STORED ROWS>
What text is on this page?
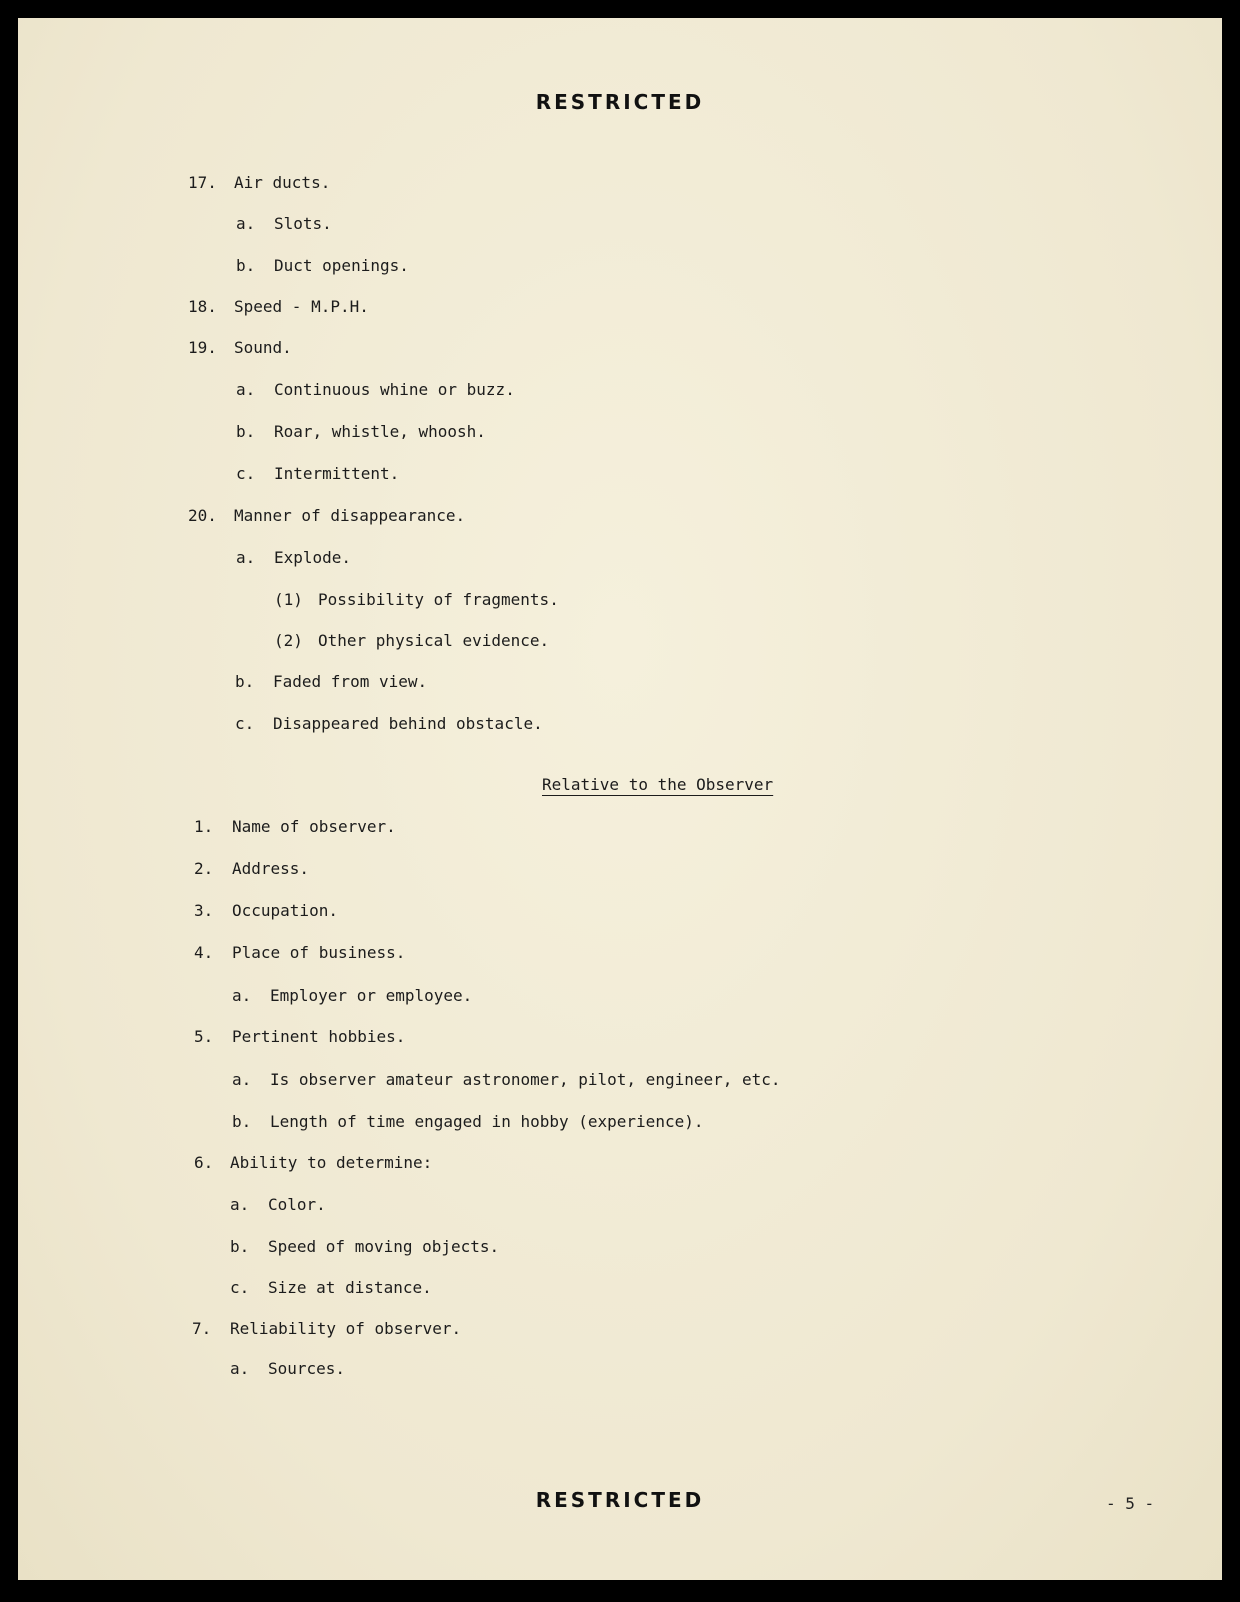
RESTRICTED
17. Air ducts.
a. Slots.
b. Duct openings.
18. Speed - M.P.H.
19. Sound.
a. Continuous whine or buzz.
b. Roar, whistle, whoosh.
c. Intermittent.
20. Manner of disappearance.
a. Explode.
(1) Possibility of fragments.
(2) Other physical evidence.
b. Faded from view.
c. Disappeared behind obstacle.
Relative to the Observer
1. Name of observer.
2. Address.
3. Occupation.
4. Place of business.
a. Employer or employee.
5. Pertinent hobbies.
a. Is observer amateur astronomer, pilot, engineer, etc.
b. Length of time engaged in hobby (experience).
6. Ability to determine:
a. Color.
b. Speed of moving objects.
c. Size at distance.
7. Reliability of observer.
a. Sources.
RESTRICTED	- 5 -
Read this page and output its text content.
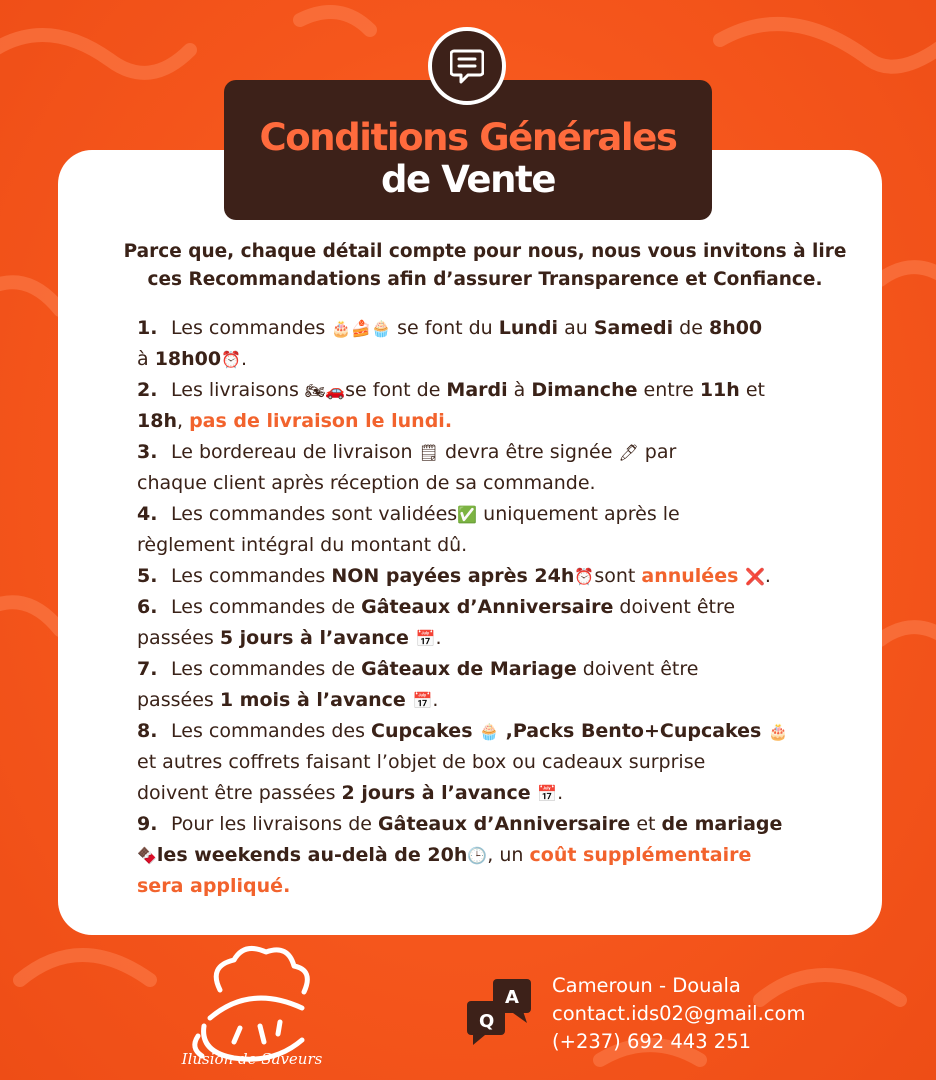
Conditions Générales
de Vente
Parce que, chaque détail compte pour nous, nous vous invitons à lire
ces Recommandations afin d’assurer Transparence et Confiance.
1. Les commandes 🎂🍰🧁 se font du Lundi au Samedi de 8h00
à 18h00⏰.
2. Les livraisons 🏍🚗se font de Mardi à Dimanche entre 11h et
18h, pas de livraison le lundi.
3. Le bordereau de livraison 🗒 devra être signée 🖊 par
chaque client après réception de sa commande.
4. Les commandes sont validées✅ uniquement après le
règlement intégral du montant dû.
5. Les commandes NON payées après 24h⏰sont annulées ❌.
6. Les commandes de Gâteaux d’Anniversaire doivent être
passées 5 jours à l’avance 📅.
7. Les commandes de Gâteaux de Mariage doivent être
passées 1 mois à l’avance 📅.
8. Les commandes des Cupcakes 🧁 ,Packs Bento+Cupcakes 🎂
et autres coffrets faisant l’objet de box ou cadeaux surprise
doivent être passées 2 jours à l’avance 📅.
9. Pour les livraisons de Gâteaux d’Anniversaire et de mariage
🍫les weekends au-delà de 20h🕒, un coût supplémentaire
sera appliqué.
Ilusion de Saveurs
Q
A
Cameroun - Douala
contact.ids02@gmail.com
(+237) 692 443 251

GIVEN PROBLEM>
The records above need to be given again exactly. Omit the pictures.

FINAL RESULT>
What text is on this page?
RESTRICTED
17. Air ducts.
a. Slots.
b. Duct openings.
18. Speed - M.P.H.
19. Sound.
a. Continuous whine or buzz.
b. Roar, whistle, whoosh.
c. Intermittent.
20. Manner of disappearance.
a. Explode.
(1) Possibility of fragments.
(2) Other physical evidence.
b. Faded from view.
c. Disappeared behind obstacle.
Relative to the Observer
1. Name of observer.
2. Address.
3. Occupation.
4. Place of business.
a. Employer or employee.
5. Pertinent hobbies.
a. Is observer amateur astronomer, pilot, engineer, etc.
b. Length of time engaged in hobby (experience).
6. Ability to determine:
a. Color.
b. Speed of moving objects.
c. Size at distance.
7. Reliability of observer.
a. Sources.
RESTRICTED	- 5 -
Read this page and output its text content.
Conditions Générales
de Vente
Parce que, chaque détail compte pour nous, nous vous invitons à lire
ces Recommandations afin d’assurer Transparence et Confiance.
1. Les commandes 🎂🍰🧁 se font du Lundi au Samedi de 8h00
à 18h00⏰.
2. Les livraisons 🏍🚗se font de Mardi à Dimanche entre 11h et
18h, pas de livraison le lundi.
3. Le bordereau de livraison 🗒 devra être signée 🖊 par
chaque client après réception de sa commande.
4. Les commandes sont validées✅ uniquement après le
règlement intégral du montant dû.
5. Les commandes NON payées après 24h⏰sont annulées ❌.
6. Les commandes de Gâteaux d’Anniversaire doivent être
passées 5 jours à l’avance 📅.
7. Les commandes de Gâteaux de Mariage doivent être
passées 1 mois à l’avance 📅.
8. Les commandes des Cupcakes 🧁 ,Packs Bento+Cupcakes 🎂
et autres coffrets faisant l’objet de box ou cadeaux surprise
doivent être passées 2 jours à l’avance 📅.
9. Pour les livraisons de Gâteaux d’Anniversaire et de mariage
🍫les weekends au-delà de 20h🕒, un coût supplémentaire
sera appliqué.
Ilusion de Saveurs
Q
A
Cameroun - Douala
contact.ids02@gmail.com
(+237) 692 443 251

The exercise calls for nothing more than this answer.